[Extracted data entries]
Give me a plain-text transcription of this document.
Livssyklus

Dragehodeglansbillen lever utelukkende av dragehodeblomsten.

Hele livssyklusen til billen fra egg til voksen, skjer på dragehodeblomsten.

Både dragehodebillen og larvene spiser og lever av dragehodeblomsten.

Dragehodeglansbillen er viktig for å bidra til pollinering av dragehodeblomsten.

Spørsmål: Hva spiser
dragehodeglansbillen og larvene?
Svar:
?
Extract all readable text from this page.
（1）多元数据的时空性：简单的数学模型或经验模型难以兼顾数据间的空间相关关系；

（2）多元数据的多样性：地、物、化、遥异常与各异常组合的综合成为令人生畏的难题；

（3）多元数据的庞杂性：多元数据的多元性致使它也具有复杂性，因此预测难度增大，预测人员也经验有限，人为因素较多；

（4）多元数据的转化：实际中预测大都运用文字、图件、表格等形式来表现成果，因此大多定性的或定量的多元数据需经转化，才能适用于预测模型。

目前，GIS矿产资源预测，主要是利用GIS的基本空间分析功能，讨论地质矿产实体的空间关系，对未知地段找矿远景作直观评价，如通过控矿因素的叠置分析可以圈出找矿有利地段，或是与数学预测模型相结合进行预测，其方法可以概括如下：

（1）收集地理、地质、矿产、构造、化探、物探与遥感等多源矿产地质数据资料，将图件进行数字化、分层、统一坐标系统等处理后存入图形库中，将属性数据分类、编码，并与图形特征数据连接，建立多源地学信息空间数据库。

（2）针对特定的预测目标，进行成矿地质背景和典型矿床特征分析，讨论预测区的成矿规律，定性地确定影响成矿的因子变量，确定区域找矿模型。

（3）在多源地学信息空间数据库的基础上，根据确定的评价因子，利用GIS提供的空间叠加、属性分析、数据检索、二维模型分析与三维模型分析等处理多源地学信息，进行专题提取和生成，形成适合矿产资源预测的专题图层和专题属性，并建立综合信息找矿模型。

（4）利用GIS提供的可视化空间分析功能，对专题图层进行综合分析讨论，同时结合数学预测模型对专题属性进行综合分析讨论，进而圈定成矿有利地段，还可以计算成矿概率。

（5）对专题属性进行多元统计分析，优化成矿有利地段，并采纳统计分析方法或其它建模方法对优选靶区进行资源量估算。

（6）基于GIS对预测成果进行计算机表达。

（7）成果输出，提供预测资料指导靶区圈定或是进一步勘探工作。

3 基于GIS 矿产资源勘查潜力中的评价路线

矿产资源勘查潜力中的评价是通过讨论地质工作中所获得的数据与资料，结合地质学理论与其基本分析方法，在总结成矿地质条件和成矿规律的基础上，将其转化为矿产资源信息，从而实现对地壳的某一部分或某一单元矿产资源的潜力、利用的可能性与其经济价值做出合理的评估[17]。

• _WHAT TO PRODUCE_: Read the entries and pick out all lines that include the word "text".

• _RESPONSE TO THE EXERCISE_:
Give me a plain-text transcription of this document.
Extract all readable text from this page.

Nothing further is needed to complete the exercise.